Instructions for the task –
Pictures appear in the records below; write out everything else exactly.

-- Begin Record set --

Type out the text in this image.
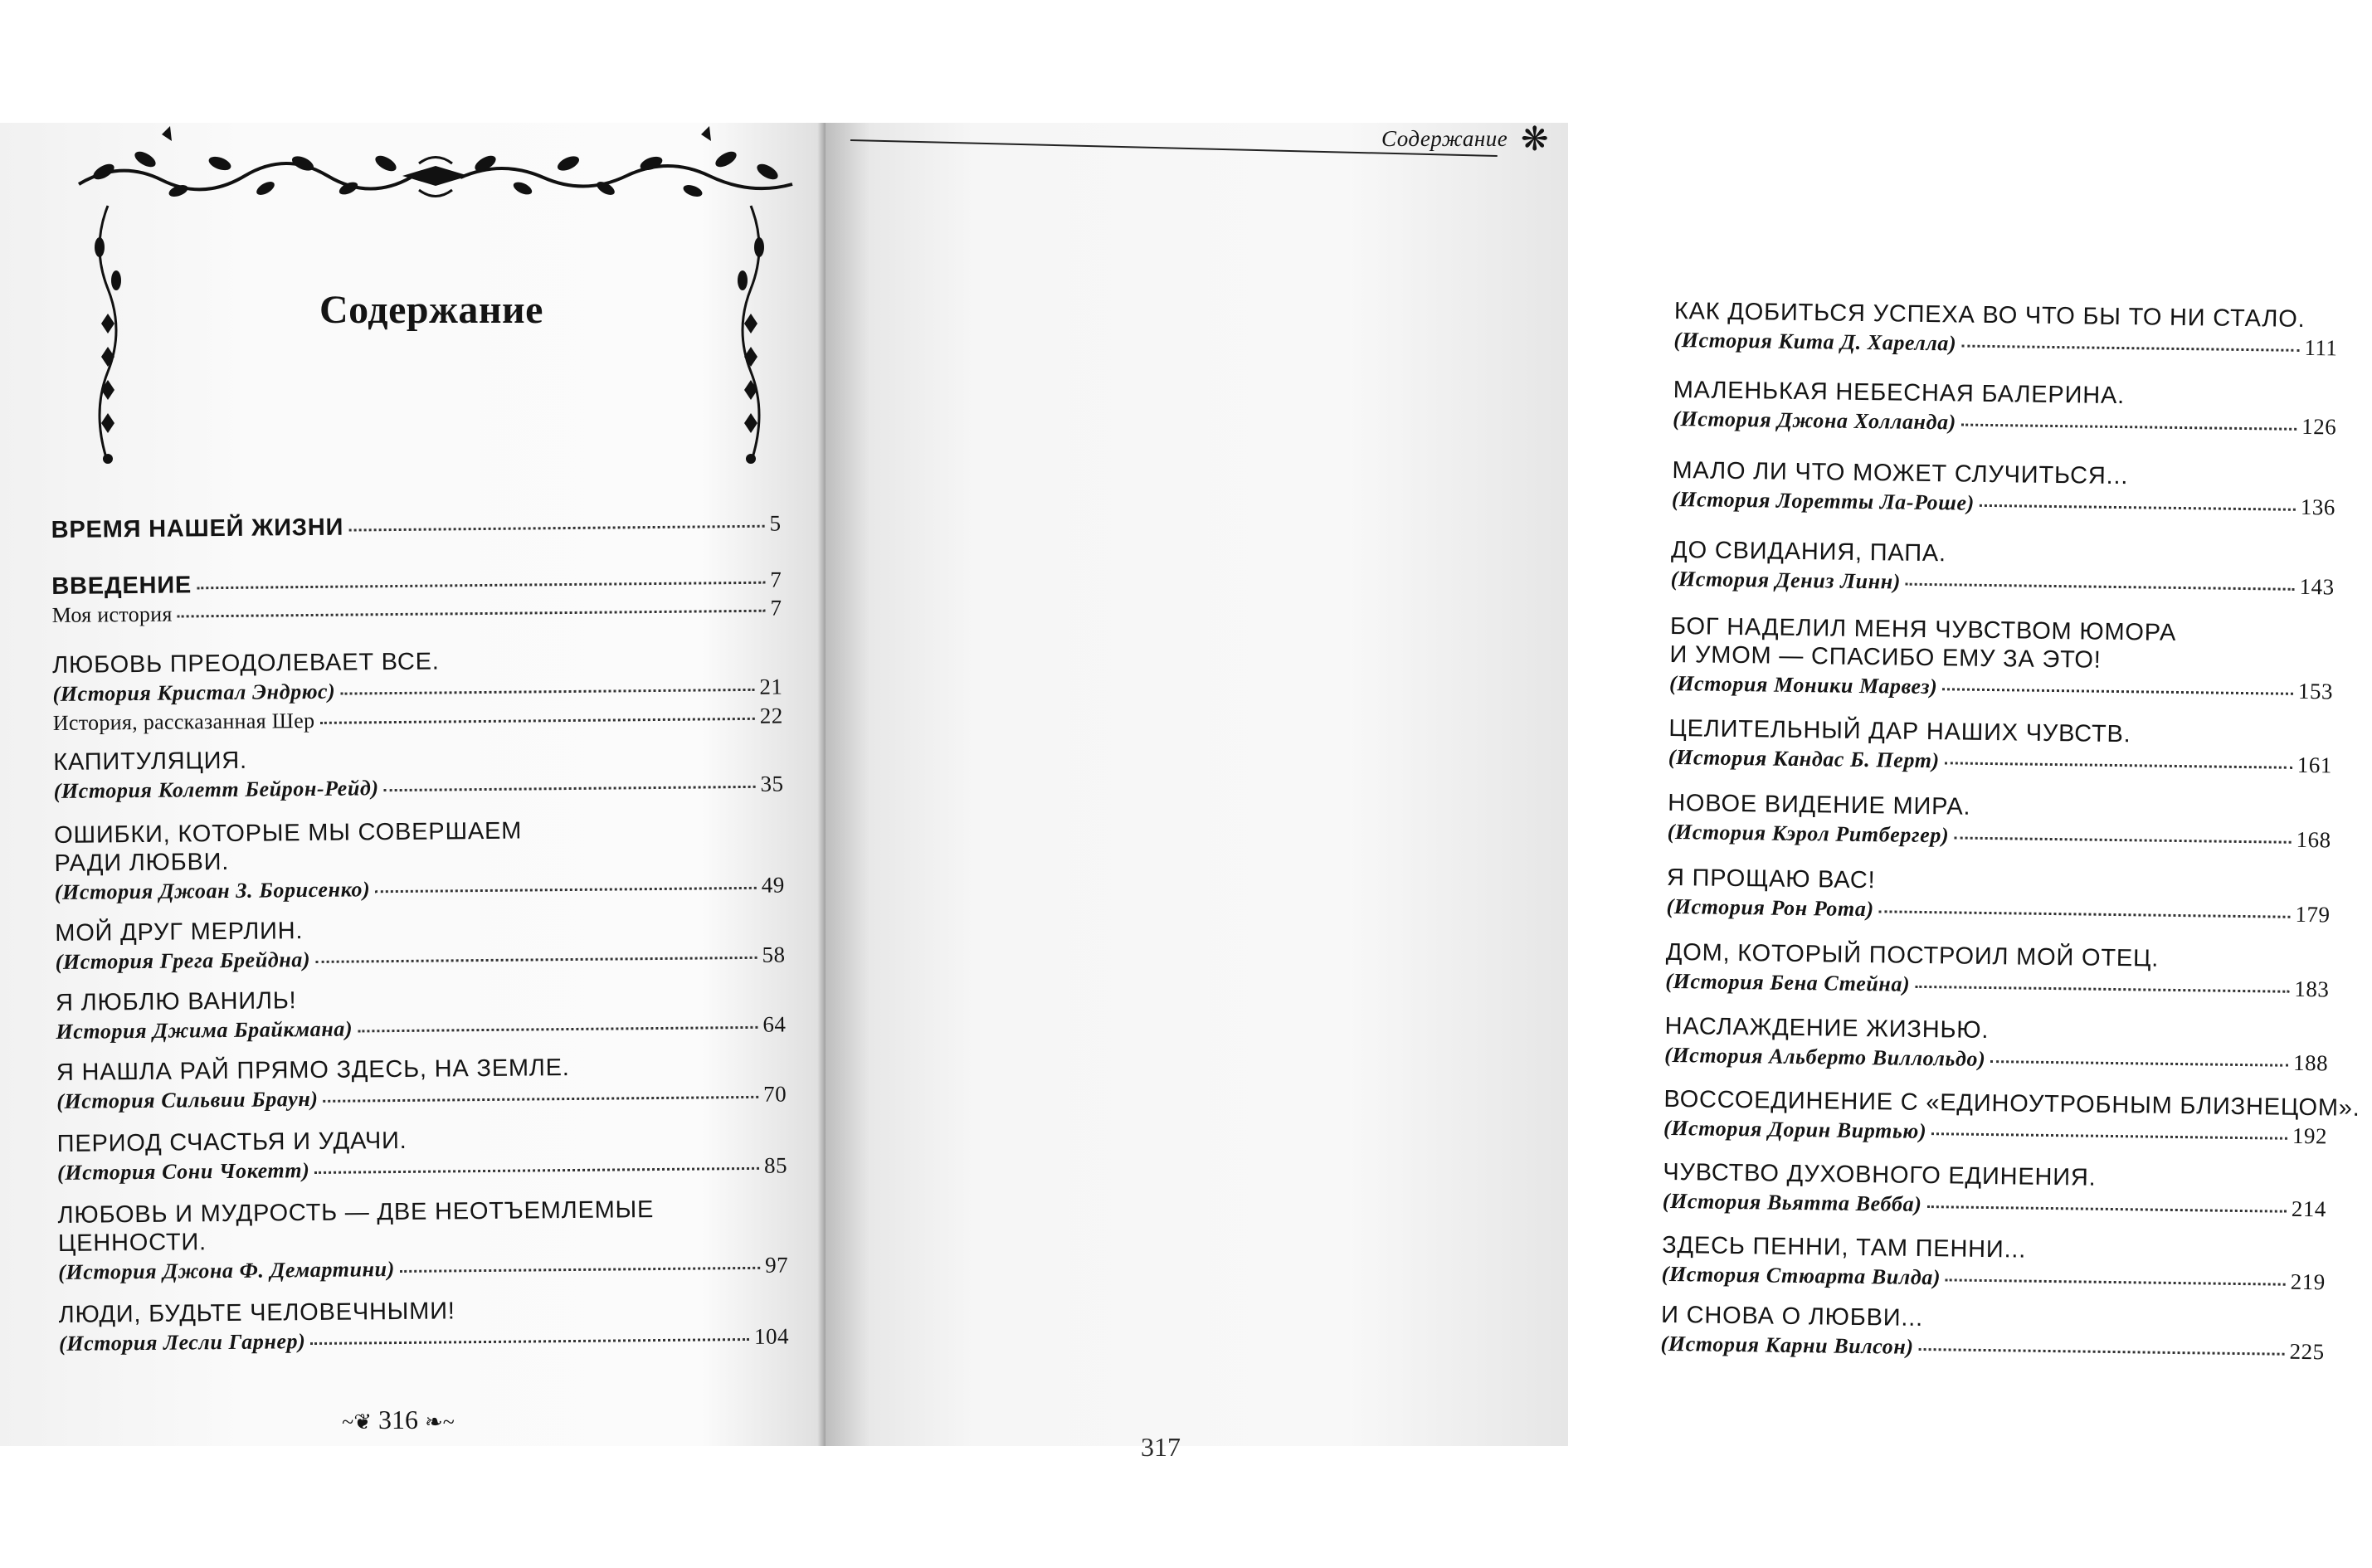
Содержание
ВРЕМЯ НАШЕЙ ЖИЗНИ	5
ВВЕДЕНИЕ	7
Моя история	7
ЛЮБОВЬ ПРЕОДОЛЕВАЕТ ВСЕ.
(История Кристал Эндрюс)	21
История, рассказанная Шер	22
КАПИТУЛЯЦИЯ.
(История Колетт Бейрон-Рейд)	35
ОШИБКИ, КОТОРЫЕ МЫ СОВЕРШАЕМ
РАДИ ЛЮБВИ.
(История Джоан З. Борисенко)	49
МОЙ ДРУГ МЕРЛИН.
(История Грега Брейдна)	58
Я ЛЮБЛЮ ВАНИЛЬ!
История Джима Брайкмана)	64
Я НАШЛА РАЙ ПРЯМО ЗДЕСЬ, НА ЗЕМЛЕ.
(История Сильвии Браун)	70
ПЕРИОД СЧАСТЬЯ И УДАЧИ.
(История Сони Чокетт)	85
ЛЮБОВЬ И МУДРОСТЬ — ДВЕ НЕОТЪЕМЛЕМЫЕ
ЦЕННОСТИ.
(История Джона Ф. Демартини)	97
ЛЮДИ, БУДЬТЕ ЧЕЛОВЕЧНЫМИ!
(История Лесли Гарнер)	104
~❦ 316 ❧~
Содержание ❋
КАК ДОБИТЬСЯ УСПЕХА ВО ЧТО БЫ ТО НИ СТАЛО.
(История Кита Д. Харелла)	111
МАЛЕНЬКАЯ НЕБЕСНАЯ БАЛЕРИНА.
(История Джона Холланда)	126
МАЛО ЛИ ЧТО МОЖЕТ СЛУЧИТЬСЯ...
(История Лоретты Ла-Роше)	136
ДО СВИДАНИЯ, ПАПА.
(История Дениз Линн)	143
БОГ НАДЕЛИЛ МЕНЯ ЧУВСТВОМ ЮМОРА
И УМОМ — СПАСИБО ЕМУ ЗА ЭТО!
(История Моники Марвез)	153
ЦЕЛИТЕЛЬНЫЙ ДАР НАШИХ ЧУВСТВ.
(История Кандас Б. Перт)	161
НОВОЕ ВИДЕНИЕ МИРА.
(История Кэрол Ритбергер)	168
Я ПРОЩАЮ ВАС!
(История Рон Рота)	179
ДОМ, КОТОРЫЙ ПОСТРОИЛ МОЙ ОТЕЦ.
(История Бена Стейна)	183
НАСЛАЖДЕНИЕ ЖИЗНЬЮ.
(История Альберто Виллольдо)	188
ВОССОЕДИНЕНИЕ С «ЕДИНОУТРОБНЫМ БЛИЗНЕЦОМ».
(История Дорин Виртью)	192
ЧУВСТВО ДУХОВНОГО ЕДИНЕНИЯ.
(История Вьятта Вебба)	214
ЗДЕСЬ ПЕННИ, ТАМ ПЕННИ...
(История Стюарта Вилда)	219
И СНОВА О ЛЮБВИ...
(История Карни Вилсон)	225
317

-- End Record set --

Answer below –
Type out the text in this image.
Содержание
ВРЕМЯ НАШЕЙ ЖИЗНИ	5
ВВЕДЕНИЕ	7
Моя история	7
ЛЮБОВЬ ПРЕОДОЛЕВАЕТ ВСЕ.
(История Кристал Эндрюс)	21
История, рассказанная Шер	22
КАПИТУЛЯЦИЯ.
(История Колетт Бейрон-Рейд)	35
ОШИБКИ, КОТОРЫЕ МЫ СОВЕРШАЕМ
РАДИ ЛЮБВИ.
(История Джоан З. Борисенко)	49
МОЙ ДРУГ МЕРЛИН.
(История Грега Брейдна)	58
Я ЛЮБЛЮ ВАНИЛЬ!
История Джима Брайкмана)	64
Я НАШЛА РАЙ ПРЯМО ЗДЕСЬ, НА ЗЕМЛЕ.
(История Сильвии Браун)	70
ПЕРИОД СЧАСТЬЯ И УДАЧИ.
(История Сони Чокетт)	85
ЛЮБОВЬ И МУДРОСТЬ — ДВЕ НЕОТЪЕМЛЕМЫЕ
ЦЕННОСТИ.
(История Джона Ф. Демартини)	97
ЛЮДИ, БУДЬТЕ ЧЕЛОВЕЧНЫМИ!
(История Лесли Гарнер)	104
~❦ 316 ❧~
Содержание ❋
КАК ДОБИТЬСЯ УСПЕХА ВО ЧТО БЫ ТО НИ СТАЛО.
(История Кита Д. Харелла)	111
МАЛЕНЬКАЯ НЕБЕСНАЯ БАЛЕРИНА.
(История Джона Холланда)	126
МАЛО ЛИ ЧТО МОЖЕТ СЛУЧИТЬСЯ...
(История Лоретты Ла-Роше)	136
ДО СВИДАНИЯ, ПАПА.
(История Дениз Линн)	143
БОГ НАДЕЛИЛ МЕНЯ ЧУВСТВОМ ЮМОРА
И УМОМ — СПАСИБО ЕМУ ЗА ЭТО!
(История Моники Марвез)	153
ЦЕЛИТЕЛЬНЫЙ ДАР НАШИХ ЧУВСТВ.
(История Кандас Б. Перт)	161
НОВОЕ ВИДЕНИЕ МИРА.
(История Кэрол Ритбергер)	168
Я ПРОЩАЮ ВАС!
(История Рон Рота)	179
ДОМ, КОТОРЫЙ ПОСТРОИЛ МОЙ ОТЕЦ.
(История Бена Стейна)	183
НАСЛАЖДЕНИЕ ЖИЗНЬЮ.
(История Альберто Виллольдо)	188
ВОССОЕДИНЕНИЕ С «ЕДИНОУТРОБНЫМ БЛИЗНЕЦОМ».
(История Дорин Виртью)	192
ЧУВСТВО ДУХОВНОГО ЕДИНЕНИЯ.
(История Вьятта Вебба)	214
ЗДЕСЬ ПЕННИ, ТАМ ПЕННИ...
(История Стюарта Вилда)	219
И СНОВА О ЛЮБВИ...
(История Карни Вилсон)	225
317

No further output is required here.